WHAT IS BEING ASKED.
Go through the records and show each line where the word "Expiration" occurs.

>> begin RECORDS SHOWN

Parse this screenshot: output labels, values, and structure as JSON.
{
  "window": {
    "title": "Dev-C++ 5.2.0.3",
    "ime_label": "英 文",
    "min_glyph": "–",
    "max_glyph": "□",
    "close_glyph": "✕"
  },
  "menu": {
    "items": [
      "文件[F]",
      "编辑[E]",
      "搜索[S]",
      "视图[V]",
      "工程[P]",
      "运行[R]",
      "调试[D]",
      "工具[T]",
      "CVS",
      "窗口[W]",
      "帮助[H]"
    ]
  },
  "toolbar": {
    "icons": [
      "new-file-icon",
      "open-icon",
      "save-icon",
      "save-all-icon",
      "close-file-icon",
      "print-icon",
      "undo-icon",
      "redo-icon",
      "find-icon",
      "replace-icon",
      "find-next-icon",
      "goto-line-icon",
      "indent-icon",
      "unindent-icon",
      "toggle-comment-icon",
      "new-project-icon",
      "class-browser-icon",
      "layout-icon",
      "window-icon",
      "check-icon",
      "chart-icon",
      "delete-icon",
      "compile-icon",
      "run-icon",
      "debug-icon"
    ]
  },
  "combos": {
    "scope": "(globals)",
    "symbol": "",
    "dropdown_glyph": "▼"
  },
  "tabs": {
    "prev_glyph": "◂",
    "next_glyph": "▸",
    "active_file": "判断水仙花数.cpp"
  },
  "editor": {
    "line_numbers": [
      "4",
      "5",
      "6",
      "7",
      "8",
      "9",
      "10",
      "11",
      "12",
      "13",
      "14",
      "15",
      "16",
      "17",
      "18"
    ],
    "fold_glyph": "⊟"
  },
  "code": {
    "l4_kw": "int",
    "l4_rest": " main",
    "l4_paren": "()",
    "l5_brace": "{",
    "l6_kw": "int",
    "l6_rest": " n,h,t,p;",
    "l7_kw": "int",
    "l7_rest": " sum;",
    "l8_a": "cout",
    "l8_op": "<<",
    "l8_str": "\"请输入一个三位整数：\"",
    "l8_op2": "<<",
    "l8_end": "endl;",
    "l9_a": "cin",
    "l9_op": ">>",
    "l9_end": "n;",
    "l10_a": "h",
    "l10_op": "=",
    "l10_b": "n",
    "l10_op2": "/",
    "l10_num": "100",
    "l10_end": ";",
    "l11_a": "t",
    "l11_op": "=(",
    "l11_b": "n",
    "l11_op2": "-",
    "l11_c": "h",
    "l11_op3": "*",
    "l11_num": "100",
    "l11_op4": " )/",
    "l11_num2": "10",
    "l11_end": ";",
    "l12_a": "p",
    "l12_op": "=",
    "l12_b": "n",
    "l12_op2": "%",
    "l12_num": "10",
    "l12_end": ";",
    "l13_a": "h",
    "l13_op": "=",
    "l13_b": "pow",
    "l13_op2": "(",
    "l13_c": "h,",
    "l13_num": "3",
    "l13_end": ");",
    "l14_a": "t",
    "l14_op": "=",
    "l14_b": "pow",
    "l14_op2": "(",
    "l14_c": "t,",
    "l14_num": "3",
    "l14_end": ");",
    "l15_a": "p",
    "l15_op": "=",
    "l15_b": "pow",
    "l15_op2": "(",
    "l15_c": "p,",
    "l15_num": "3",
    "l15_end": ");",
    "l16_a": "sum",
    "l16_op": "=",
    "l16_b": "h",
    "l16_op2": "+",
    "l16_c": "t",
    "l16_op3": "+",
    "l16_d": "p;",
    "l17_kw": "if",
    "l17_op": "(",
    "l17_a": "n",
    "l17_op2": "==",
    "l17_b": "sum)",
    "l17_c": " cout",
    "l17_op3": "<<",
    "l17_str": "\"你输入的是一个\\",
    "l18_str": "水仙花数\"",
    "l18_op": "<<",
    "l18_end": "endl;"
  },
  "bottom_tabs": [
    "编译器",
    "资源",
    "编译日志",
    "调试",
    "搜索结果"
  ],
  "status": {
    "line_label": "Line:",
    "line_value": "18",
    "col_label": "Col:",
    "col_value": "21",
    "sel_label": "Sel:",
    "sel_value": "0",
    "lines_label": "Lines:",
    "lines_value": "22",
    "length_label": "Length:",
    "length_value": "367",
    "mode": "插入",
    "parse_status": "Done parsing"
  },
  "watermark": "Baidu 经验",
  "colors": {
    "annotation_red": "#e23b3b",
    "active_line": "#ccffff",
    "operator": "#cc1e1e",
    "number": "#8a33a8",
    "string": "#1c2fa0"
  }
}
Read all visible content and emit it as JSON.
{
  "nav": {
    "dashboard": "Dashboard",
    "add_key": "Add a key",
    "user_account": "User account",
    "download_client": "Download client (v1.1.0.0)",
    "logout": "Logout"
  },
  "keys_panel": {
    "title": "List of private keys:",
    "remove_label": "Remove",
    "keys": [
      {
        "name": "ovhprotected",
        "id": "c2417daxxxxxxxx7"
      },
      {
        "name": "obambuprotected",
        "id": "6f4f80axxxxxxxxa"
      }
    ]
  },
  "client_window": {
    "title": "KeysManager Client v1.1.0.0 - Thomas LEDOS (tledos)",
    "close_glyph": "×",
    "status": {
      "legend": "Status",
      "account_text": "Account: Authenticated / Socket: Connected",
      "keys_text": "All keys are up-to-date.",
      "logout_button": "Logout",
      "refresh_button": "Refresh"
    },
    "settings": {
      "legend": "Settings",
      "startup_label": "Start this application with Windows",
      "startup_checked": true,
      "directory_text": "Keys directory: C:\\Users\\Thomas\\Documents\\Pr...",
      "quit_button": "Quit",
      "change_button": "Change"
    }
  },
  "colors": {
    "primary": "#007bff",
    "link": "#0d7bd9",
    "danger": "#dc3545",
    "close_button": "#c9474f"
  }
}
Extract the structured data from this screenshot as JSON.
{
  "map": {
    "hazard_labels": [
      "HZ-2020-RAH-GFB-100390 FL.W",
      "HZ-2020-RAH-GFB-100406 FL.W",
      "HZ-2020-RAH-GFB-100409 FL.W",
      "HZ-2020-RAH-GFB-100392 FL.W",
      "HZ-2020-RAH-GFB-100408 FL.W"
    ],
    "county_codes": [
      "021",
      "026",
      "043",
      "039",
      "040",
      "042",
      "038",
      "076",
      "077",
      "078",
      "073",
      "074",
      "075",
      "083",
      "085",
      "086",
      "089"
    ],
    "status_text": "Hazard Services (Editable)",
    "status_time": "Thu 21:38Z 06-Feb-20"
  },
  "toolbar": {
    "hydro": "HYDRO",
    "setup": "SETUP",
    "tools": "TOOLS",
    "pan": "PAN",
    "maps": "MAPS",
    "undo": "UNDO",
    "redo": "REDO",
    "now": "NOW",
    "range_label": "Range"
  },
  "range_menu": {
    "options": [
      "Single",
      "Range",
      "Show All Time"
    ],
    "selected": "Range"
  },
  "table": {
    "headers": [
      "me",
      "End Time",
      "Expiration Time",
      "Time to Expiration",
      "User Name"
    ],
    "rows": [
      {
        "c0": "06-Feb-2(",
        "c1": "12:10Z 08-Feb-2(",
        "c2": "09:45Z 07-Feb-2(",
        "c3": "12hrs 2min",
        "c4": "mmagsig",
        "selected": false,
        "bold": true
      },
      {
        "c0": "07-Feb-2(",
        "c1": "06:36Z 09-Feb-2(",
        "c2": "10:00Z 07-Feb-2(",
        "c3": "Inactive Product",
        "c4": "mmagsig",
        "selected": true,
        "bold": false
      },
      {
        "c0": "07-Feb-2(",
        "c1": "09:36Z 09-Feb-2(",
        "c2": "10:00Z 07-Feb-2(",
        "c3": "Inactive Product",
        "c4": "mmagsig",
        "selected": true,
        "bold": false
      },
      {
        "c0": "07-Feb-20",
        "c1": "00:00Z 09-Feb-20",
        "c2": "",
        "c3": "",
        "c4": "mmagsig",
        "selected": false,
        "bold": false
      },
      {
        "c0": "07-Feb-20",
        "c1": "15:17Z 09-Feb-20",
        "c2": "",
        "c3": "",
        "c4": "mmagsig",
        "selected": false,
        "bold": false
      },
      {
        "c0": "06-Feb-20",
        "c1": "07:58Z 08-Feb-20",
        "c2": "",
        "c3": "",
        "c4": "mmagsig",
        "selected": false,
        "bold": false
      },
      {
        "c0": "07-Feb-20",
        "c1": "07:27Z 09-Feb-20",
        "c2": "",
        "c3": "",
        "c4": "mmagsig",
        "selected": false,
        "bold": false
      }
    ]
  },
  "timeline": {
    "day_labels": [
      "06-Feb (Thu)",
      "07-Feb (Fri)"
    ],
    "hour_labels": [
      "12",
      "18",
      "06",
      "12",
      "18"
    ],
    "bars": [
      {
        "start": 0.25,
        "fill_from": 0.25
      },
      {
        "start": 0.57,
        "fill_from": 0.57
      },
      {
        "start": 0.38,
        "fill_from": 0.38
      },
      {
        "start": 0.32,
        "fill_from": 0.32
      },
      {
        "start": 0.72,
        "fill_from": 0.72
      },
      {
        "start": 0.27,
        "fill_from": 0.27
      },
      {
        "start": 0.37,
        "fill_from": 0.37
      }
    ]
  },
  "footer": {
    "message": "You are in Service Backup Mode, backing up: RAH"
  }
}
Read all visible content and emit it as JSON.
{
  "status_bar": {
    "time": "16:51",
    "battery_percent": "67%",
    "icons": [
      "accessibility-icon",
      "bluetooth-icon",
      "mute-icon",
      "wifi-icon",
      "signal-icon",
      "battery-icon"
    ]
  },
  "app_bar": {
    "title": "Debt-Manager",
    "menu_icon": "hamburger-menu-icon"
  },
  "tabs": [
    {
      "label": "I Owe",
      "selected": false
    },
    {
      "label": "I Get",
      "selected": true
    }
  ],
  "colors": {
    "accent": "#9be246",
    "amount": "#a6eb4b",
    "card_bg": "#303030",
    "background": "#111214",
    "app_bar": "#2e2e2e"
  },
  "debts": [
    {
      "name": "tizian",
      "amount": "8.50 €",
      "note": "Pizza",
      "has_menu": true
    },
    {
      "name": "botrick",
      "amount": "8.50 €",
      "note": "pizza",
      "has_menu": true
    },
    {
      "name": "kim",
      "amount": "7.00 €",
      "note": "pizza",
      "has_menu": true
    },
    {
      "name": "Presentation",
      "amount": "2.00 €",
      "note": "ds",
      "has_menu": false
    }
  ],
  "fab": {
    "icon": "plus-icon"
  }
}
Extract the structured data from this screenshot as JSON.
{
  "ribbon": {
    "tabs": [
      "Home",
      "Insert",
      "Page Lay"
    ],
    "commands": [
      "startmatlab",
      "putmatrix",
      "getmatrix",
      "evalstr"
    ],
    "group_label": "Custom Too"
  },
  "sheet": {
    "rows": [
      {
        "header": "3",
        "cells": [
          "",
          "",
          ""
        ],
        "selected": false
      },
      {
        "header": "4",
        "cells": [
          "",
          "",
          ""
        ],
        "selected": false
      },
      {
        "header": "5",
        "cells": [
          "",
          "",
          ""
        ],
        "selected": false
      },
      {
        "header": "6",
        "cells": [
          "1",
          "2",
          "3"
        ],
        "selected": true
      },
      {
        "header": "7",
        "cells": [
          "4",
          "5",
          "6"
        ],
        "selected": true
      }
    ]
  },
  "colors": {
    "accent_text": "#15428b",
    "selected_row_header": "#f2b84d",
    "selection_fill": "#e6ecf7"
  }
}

>> end RECORDS SHOWN

FINISHED EXERCISE.
      "Expiration Time",
      "Time to Expiration",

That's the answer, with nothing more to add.